* [What to work on] Tally how many lines in the listing below contain the string "name", treating uppercase and lowercase as distinct. Reply with the count alone.

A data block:
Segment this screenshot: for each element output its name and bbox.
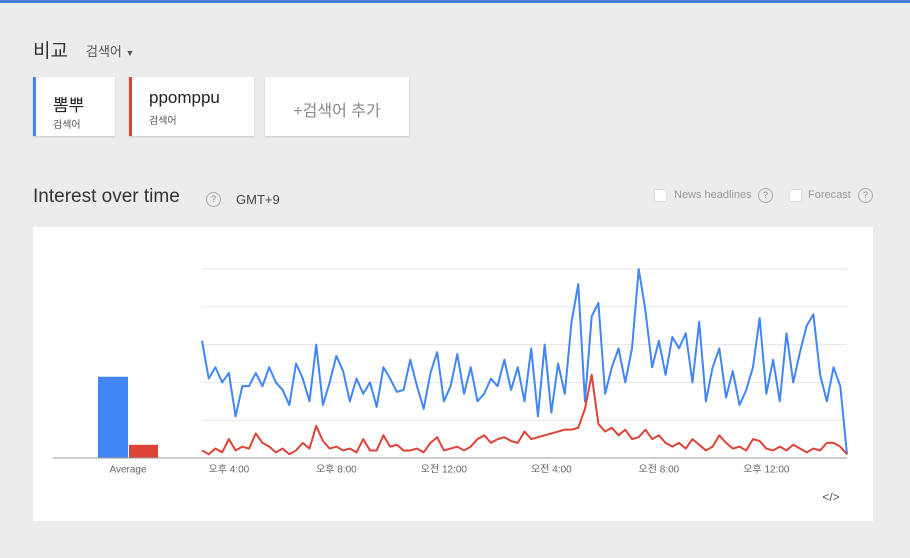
option-label: News headlines	[674, 189, 752, 201]
add-term[interactable]: +검색어 추가	[265, 77, 409, 136]
top-bar	[0, 0, 910, 3]
page-title: 비교	[33, 41, 68, 62]
x-tick-label: 오전 8:00	[639, 464, 680, 476]
term-color	[129, 77, 132, 136]
bar	[129, 444, 158, 458]
checkbox[interactable]	[789, 189, 802, 202]
term-type: 검색어	[53, 120, 81, 131]
x-tick-label: 오후 8:00	[316, 464, 357, 476]
help-icon[interactable]: ?	[206, 192, 221, 207]
term-name: 뽐뿌	[53, 96, 85, 115]
term-color	[33, 77, 36, 136]
chart: </> Average 오후 4:00 오후 8:00 오전 12:00 오전 4:00…	[33, 227, 873, 521]
x-tick-label: Average	[109, 465, 147, 476]
x-tick-label: 오후 12:00	[743, 464, 790, 476]
embed-button[interactable]: </>	[822, 490, 839, 504]
line-series	[201, 268, 848, 455]
dropdown[interactable]: 검색어 ▼	[86, 44, 135, 59]
checkbox[interactable]	[654, 189, 667, 202]
line-series	[201, 373, 848, 456]
help-icon[interactable]: ?	[758, 188, 773, 203]
add-term-label: +검색어 추가	[293, 103, 381, 120]
timezone: GMT+9	[236, 192, 280, 207]
help-icon[interactable]: ?	[858, 188, 873, 203]
term-type: 검색어	[149, 116, 177, 127]
section-title: Interest over time	[33, 186, 180, 207]
x-tick-label: 오전 12:00	[421, 464, 468, 476]
term-card[interactable]: 뽐뿌 검색어	[33, 77, 115, 136]
x-tick-label: 오전 4:00	[531, 464, 572, 476]
term-card[interactable]: ppomppu 검색어	[129, 77, 254, 136]
dropdown-label: 검색어	[86, 44, 122, 59]
option-label: Forecast	[808, 189, 851, 201]
term-name: ppomppu	[149, 88, 220, 107]
x-tick-label: 오후 4:00	[209, 464, 250, 476]
bar	[98, 376, 128, 458]
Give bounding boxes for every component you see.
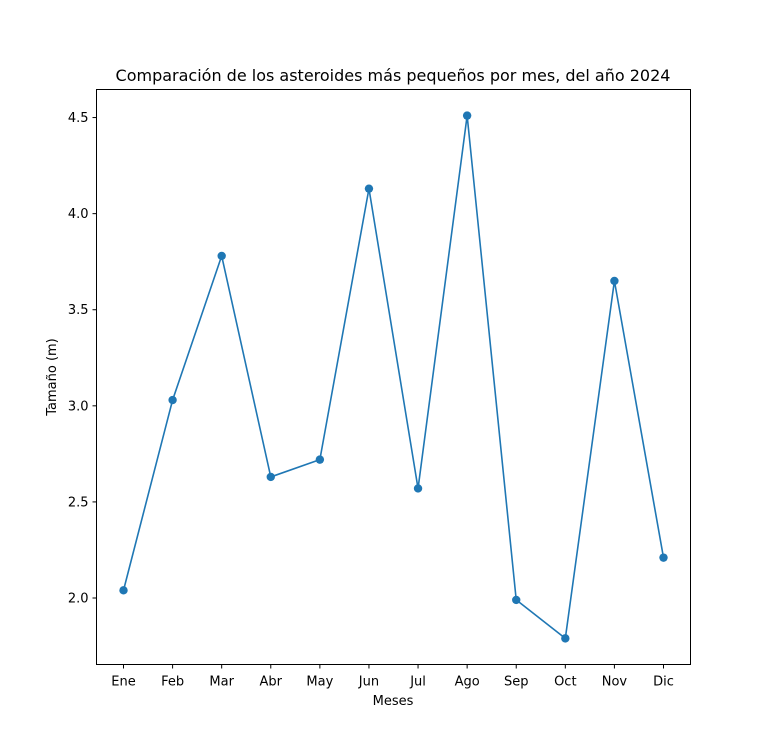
x-tick-label: Jul xyxy=(409,675,426,690)
data-point xyxy=(315,455,325,464)
series-line xyxy=(122,114,665,640)
data-point xyxy=(462,111,472,120)
data-point xyxy=(266,472,275,482)
chart-title: Comparación de los asteroides más pequeñ… xyxy=(116,66,671,85)
plot-frame xyxy=(96,89,691,665)
x-tick-label: Nov xyxy=(602,675,628,690)
x-tick-label: Ago xyxy=(455,675,480,690)
data-point xyxy=(610,276,619,286)
x-tick-label: Feb xyxy=(161,675,184,690)
x-tick-label: Sep xyxy=(504,675,529,690)
x-tick-label: May xyxy=(306,675,333,690)
y-axis: 2.0 2.5 3.0 3.5 4.0 4.5 xyxy=(68,111,97,607)
data-point xyxy=(119,586,128,595)
y-tick-label: 2.5 xyxy=(68,495,89,510)
data-point xyxy=(217,251,226,261)
x-tick-label: Mar xyxy=(209,675,234,690)
data-point xyxy=(364,184,374,193)
x-axis-label: Meses xyxy=(373,694,414,709)
x-axis: Ene Feb Mar Abr May Jun Jul Ago Sep Oct Nov Dic xyxy=(111,664,674,690)
y-tick-label: 4.0 xyxy=(68,207,89,222)
data-point xyxy=(413,484,423,493)
y-tick-label: 3.0 xyxy=(68,399,89,414)
x-tick-label: Ene xyxy=(111,675,135,690)
x-tick-label: Jun xyxy=(358,675,379,690)
series-layer xyxy=(119,111,668,643)
data-point xyxy=(561,634,570,643)
data-point xyxy=(659,553,668,562)
y-axis-label: Tamaño (m) xyxy=(45,338,60,417)
x-tick-label: Oct xyxy=(554,675,576,690)
data-point xyxy=(512,595,521,605)
data-point xyxy=(168,395,177,405)
y-tick-label: 4.5 xyxy=(68,111,89,126)
x-tick-label: Dic xyxy=(653,675,674,690)
y-tick-label: 3.5 xyxy=(68,303,89,318)
y-tick-label: 2.0 xyxy=(68,592,89,607)
x-tick-label: Abr xyxy=(260,675,283,690)
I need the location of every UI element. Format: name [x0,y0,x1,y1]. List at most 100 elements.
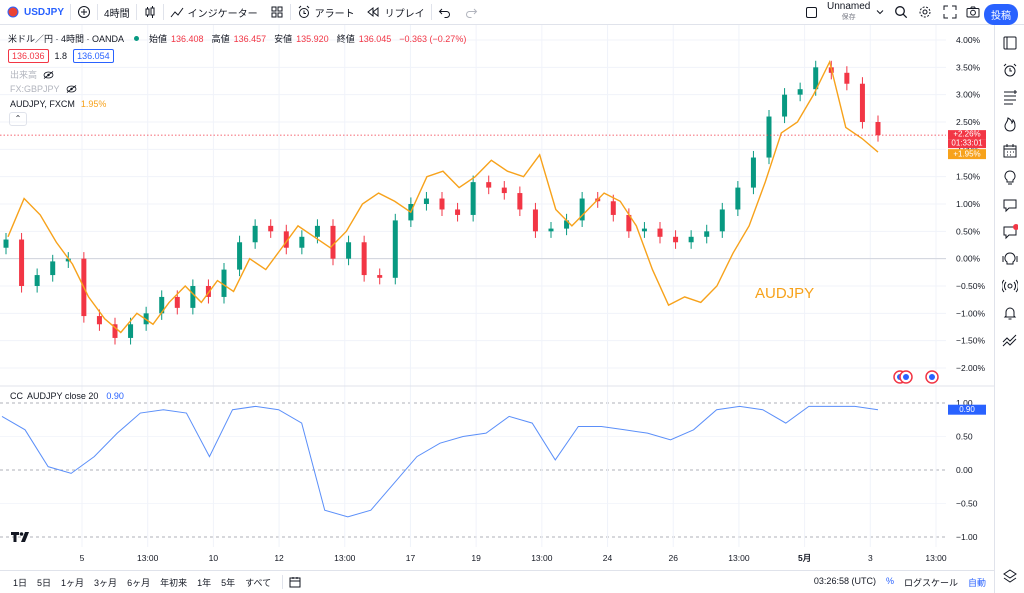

* [Answer to the exercise] 4